* [Exercise requirements]:
Copy out every line in the entries below that includes "items".

* [Exercise material]:
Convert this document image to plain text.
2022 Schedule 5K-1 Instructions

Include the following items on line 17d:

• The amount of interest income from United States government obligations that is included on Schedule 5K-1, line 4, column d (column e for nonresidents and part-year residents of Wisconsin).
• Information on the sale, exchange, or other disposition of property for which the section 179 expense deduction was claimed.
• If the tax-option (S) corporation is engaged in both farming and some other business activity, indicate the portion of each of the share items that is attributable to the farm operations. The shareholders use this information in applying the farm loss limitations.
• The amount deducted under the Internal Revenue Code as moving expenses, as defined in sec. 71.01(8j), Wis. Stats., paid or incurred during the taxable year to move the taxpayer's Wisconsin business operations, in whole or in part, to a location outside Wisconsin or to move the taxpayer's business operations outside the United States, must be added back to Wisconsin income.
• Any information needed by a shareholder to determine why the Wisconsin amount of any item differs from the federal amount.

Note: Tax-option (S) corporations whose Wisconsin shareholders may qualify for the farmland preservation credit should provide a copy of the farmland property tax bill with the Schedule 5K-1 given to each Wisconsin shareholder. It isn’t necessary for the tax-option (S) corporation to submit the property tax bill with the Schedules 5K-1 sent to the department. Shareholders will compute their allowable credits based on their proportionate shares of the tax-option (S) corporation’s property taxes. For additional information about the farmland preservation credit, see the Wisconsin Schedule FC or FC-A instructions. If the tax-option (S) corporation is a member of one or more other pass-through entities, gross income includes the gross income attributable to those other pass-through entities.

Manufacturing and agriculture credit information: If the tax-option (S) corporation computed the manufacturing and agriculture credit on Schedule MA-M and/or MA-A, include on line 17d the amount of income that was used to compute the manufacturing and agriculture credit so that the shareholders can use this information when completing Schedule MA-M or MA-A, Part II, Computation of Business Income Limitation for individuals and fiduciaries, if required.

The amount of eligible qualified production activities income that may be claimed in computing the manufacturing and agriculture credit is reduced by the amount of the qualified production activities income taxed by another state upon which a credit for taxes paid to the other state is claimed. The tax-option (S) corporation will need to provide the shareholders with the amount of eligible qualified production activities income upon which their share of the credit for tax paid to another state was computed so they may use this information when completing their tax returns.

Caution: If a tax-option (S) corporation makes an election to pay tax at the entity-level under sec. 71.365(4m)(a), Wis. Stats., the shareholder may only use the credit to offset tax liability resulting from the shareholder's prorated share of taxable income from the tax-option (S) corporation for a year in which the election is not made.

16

* [The output]:
Include the following items on line 17d:
• If the tax-option (S) corporation is engaged in both farming and some other business activity, indicate the portion of each of the share items that is attributable to the farm operations. The shareholders use this information in applying the farm loss limitations.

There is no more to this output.